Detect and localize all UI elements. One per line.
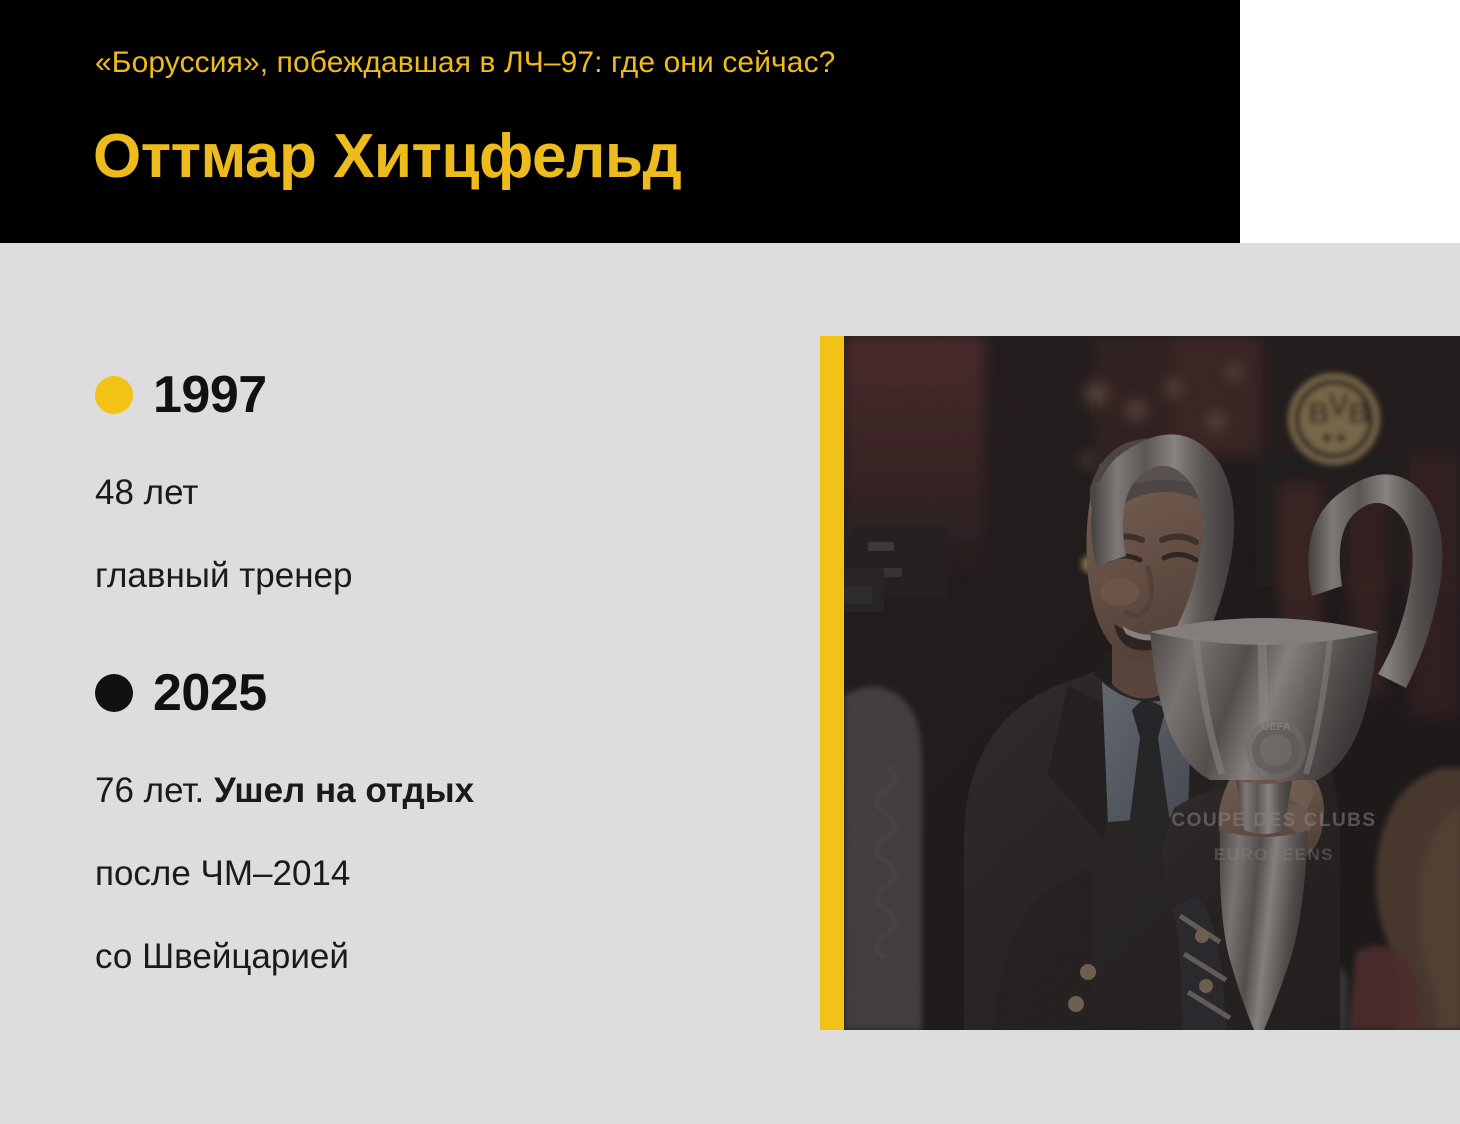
photo-hitzfeld-trophy: B V B: [844, 336, 1460, 1030]
photo-container: B V B: [820, 336, 1460, 1030]
bullet-dot-icon-black: [95, 674, 133, 712]
timeline-year-label: 2025: [153, 667, 267, 719]
timeline-detail-role: главный тренер: [95, 558, 755, 593]
timeline-year-row: 2025: [95, 663, 755, 723]
timeline-detail-age-status: 76 лет. Ушел на отдых: [95, 773, 755, 808]
timeline-year-row: 1997: [95, 365, 755, 425]
timeline-detail-team: со Швейцарией: [95, 939, 755, 974]
timeline-year-label: 1997: [153, 369, 267, 421]
header-kicker: «Боруссия», побеждавшая в ЛЧ–97: где они…: [95, 45, 1195, 81]
photo-accent-bar: [820, 336, 844, 1030]
timeline-detail-status-emphasis: Ушел на отдых: [214, 771, 474, 810]
page-title: Оттмар Хитцфельд: [93, 124, 1213, 189]
timeline-entry-2025: 2025 76 лет. Ушел на отдых после ЧМ–2014…: [95, 663, 755, 974]
content-column: 1997 48 лет главный тренер 2025 76 лет. …: [0, 243, 820, 1124]
timeline-detail-since: после ЧМ–2014: [95, 856, 755, 891]
bullet-dot-icon-yellow: [95, 376, 133, 414]
infographic-card: «Боруссия», побеждавшая в ЛЧ–97: где они…: [0, 0, 1460, 1124]
logo-panel: [1240, 0, 1460, 243]
timeline-entry-1997: 1997 48 лет главный тренер: [95, 365, 755, 593]
timeline-detail-age-text: 76 лет.: [95, 771, 214, 810]
timeline-detail-age: 48 лет: [95, 475, 755, 510]
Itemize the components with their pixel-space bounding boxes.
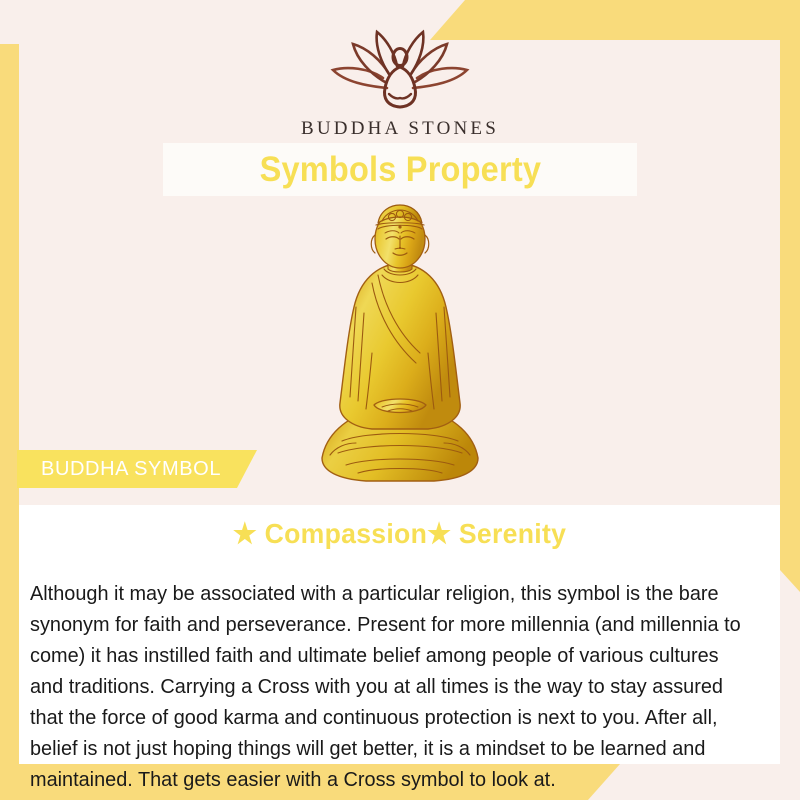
title-plaque: Symbols Property [163,143,637,196]
section-ribbon: BUDDHA SYMBOL [17,450,257,488]
content-paragraph: Although it may be associated with a par… [30,578,753,795]
brand-name: BUDDHA STONES [301,118,499,140]
buddha-illustration [312,203,488,493]
seated-buddha-icon [312,203,488,493]
page-title: Symbols Property [259,150,541,190]
left-accent-band [0,44,19,800]
content-headline: ★ Compassion★ Serenity [38,517,761,550]
symbols-property-poster: BUDDHA STONES Symbols Property [0,0,800,800]
lotus-meditation-logo-icon [329,26,471,114]
section-ribbon-label: BUDDHA SYMBOL [41,458,221,481]
content-panel: ★ Compassion★ Serenity Although it may b… [19,505,780,764]
brand-header: BUDDHA STONES [0,26,800,140]
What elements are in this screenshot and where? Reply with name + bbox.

####################

Task to complete: Please return all the records above line for line without changing anything, but leave out the picture lines.

Task response:
Detect and localize all UI elements. One per line.
photo-hitzfeld-trophy: B V B: [844, 336, 1460, 1030]
photo-container: B V B: [820, 336, 1460, 1030]
bullet-dot-icon-black: [95, 674, 133, 712]
timeline-year-label: 2025: [153, 667, 267, 719]
timeline-detail-role: главный тренер: [95, 558, 755, 593]
timeline-year-row: 2025: [95, 663, 755, 723]
timeline-detail-age-status: 76 лет. Ушел на отдых: [95, 773, 755, 808]
timeline-year-row: 1997: [95, 365, 755, 425]
timeline-detail-team: со Швейцарией: [95, 939, 755, 974]
timeline-year-label: 1997: [153, 369, 267, 421]
header-kicker: «Боруссия», побеждавшая в ЛЧ–97: где они…: [95, 45, 1195, 81]
photo-accent-bar: [820, 336, 844, 1030]
timeline-detail-status-emphasis: Ушел на отдых: [214, 771, 474, 810]
page-title: Оттмар Хитцфельд: [93, 124, 1213, 189]
timeline-entry-2025: 2025 76 лет. Ушел на отдых после ЧМ–2014…: [95, 663, 755, 974]
content-column: 1997 48 лет главный тренер 2025 76 лет. …: [0, 243, 820, 1124]
timeline-detail-since: после ЧМ–2014: [95, 856, 755, 891]
bullet-dot-icon-yellow: [95, 376, 133, 414]
infographic-card: «Боруссия», побеждавшая в ЛЧ–97: где они…: [0, 0, 1460, 1124]
logo-panel: [1240, 0, 1460, 243]
timeline-entry-1997: 1997 48 лет главный тренер: [95, 365, 755, 593]
timeline-detail-age-text: 76 лет.: [95, 771, 214, 810]
timeline-detail-age: 48 лет: [95, 475, 755, 510]
Itemize the components with their pixel-space bounding boxes.
title-plaque: Symbols Property [163,143,637,196]
section-ribbon: BUDDHA SYMBOL [17,450,257,488]
content-paragraph: Although it may be associated with a par… [30,578,753,795]
brand-name: BUDDHA STONES [301,118,499,140]
buddha-illustration [312,203,488,493]
seated-buddha-icon [312,203,488,493]
page-title: Symbols Property [259,150,541,190]
left-accent-band [0,44,19,800]
content-headline: ★ Compassion★ Serenity [38,517,761,550]
symbols-property-poster: BUDDHA STONES Symbols Property [0,0,800,800]
lotus-meditation-logo-icon [329,26,471,114]
section-ribbon-label: BUDDHA SYMBOL [41,458,221,481]
content-panel: ★ Compassion★ Serenity Although it may b… [19,505,780,764]
brand-header: BUDDHA STONES [0,26,800,140]
What elements are in this screenshot and where? Reply with name + bbox.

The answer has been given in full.